Gather up the lines with the word "name" in them.
— Begin ROWS —
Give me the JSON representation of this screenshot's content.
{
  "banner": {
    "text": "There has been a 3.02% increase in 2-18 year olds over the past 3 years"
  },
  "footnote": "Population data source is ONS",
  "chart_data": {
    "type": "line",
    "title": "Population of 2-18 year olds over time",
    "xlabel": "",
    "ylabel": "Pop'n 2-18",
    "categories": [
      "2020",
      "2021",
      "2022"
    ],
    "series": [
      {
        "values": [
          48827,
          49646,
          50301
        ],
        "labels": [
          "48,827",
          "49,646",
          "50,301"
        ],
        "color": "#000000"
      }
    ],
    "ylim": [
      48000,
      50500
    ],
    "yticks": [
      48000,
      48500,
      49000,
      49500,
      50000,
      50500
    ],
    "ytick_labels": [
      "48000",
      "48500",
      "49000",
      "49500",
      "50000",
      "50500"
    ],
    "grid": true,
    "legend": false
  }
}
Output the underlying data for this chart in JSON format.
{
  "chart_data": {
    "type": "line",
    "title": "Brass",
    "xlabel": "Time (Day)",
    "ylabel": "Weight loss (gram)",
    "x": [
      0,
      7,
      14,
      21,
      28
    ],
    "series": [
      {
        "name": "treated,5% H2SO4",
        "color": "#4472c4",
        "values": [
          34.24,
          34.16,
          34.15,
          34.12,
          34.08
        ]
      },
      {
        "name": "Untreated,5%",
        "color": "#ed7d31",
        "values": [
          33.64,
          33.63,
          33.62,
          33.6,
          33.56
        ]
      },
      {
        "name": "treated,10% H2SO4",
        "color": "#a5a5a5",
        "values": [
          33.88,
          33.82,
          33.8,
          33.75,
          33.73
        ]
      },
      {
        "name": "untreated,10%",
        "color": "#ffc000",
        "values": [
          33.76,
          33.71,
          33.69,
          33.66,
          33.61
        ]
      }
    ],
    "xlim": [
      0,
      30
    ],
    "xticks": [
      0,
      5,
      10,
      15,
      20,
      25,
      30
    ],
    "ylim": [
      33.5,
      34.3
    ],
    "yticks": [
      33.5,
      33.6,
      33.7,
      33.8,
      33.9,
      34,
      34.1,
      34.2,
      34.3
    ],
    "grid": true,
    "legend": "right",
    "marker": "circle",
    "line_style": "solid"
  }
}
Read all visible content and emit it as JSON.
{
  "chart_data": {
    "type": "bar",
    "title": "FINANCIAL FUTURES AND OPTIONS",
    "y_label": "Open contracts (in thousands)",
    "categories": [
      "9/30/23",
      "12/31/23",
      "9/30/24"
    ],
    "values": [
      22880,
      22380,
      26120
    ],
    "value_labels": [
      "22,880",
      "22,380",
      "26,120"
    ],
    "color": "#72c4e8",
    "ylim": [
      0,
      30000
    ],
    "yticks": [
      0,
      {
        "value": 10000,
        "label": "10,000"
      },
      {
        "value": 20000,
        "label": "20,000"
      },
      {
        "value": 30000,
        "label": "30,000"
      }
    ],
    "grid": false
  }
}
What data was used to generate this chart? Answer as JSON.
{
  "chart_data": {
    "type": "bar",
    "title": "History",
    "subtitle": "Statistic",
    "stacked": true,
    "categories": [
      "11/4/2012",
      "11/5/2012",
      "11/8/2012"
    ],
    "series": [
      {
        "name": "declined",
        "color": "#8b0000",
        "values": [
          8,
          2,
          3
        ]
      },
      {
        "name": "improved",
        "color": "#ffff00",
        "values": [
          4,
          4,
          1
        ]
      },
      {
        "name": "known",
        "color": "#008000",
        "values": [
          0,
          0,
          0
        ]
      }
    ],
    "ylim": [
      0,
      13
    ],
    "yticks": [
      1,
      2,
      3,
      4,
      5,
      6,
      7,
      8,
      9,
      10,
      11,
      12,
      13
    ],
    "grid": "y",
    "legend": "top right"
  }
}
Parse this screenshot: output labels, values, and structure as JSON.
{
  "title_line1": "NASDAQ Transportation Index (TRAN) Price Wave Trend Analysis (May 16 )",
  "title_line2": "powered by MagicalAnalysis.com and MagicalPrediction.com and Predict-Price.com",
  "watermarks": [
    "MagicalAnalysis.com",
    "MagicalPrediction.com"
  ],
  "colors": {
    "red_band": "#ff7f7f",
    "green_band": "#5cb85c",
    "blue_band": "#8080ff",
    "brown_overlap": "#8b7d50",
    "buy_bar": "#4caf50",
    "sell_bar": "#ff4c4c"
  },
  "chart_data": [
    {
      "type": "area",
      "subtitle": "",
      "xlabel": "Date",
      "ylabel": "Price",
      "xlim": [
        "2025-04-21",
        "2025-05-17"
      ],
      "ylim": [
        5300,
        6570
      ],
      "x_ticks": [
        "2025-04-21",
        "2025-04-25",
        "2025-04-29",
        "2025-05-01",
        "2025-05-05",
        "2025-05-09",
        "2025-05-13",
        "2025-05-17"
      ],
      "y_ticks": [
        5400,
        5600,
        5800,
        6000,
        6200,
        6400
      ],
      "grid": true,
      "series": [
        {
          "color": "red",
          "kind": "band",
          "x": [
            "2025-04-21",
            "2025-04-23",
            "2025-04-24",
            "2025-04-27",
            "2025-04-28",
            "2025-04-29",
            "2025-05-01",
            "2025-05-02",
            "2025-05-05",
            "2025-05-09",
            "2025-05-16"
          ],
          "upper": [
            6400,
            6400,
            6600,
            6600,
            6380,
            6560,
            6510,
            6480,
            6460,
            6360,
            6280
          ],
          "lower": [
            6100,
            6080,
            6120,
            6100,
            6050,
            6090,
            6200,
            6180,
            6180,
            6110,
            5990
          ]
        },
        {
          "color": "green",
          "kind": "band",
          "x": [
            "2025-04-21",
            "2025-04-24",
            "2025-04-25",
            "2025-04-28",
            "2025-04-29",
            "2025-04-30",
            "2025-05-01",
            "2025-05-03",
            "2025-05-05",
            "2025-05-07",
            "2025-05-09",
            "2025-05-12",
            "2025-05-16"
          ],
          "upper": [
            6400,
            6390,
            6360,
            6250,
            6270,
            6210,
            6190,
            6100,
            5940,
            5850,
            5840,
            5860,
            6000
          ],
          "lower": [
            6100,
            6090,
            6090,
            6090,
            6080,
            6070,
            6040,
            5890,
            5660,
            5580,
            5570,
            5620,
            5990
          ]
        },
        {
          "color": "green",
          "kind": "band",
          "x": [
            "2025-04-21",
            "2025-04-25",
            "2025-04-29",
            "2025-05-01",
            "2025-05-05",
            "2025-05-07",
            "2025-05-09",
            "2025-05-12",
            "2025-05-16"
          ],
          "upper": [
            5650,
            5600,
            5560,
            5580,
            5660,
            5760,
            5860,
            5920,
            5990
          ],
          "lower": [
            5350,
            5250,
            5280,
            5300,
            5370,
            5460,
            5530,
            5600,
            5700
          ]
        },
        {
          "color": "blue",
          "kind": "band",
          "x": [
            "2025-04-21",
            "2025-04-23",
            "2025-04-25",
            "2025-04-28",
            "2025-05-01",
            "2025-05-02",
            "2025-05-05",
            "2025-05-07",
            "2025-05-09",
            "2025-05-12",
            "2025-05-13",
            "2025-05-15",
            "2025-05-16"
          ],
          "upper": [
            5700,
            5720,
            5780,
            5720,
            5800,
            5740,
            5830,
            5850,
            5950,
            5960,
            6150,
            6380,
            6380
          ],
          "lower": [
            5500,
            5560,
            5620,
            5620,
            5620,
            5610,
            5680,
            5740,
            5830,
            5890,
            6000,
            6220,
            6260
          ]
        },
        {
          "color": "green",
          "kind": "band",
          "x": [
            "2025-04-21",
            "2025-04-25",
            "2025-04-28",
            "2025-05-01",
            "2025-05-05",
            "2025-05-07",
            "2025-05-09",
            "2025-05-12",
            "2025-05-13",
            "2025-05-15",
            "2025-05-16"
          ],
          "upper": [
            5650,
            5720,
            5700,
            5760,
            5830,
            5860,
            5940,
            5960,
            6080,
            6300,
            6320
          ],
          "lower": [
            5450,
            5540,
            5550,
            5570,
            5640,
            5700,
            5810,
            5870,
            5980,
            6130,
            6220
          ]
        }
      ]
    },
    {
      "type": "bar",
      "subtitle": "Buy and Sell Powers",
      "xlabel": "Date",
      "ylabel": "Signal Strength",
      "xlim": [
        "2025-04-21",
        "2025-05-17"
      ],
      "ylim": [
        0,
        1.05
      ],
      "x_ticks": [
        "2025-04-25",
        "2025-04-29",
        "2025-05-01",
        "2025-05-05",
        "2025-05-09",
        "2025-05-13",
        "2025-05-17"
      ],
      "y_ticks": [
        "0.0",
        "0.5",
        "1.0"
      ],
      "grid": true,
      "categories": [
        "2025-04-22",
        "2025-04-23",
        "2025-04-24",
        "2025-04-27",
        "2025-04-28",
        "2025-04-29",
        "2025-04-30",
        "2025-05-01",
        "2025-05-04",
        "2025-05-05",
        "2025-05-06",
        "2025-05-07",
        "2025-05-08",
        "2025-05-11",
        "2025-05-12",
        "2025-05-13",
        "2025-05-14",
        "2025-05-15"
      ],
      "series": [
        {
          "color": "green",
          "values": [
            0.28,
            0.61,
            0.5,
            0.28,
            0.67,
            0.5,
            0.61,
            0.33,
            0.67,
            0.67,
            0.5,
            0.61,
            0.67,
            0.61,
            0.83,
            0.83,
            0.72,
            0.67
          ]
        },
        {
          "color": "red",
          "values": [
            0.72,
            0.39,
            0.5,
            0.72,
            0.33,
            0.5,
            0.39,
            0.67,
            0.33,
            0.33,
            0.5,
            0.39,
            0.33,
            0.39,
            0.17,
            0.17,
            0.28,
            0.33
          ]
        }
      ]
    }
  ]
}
— End ROWS —
RESPONSE TO THE EXERCISE
        "name": "treated,5% H2SO4",
        "name": "Untreated,5%",
        "name": "treated,10% H2SO4",
        "name": "untreated,10%",
        "name": "declined",
        "name": "improved",
        "name": "known",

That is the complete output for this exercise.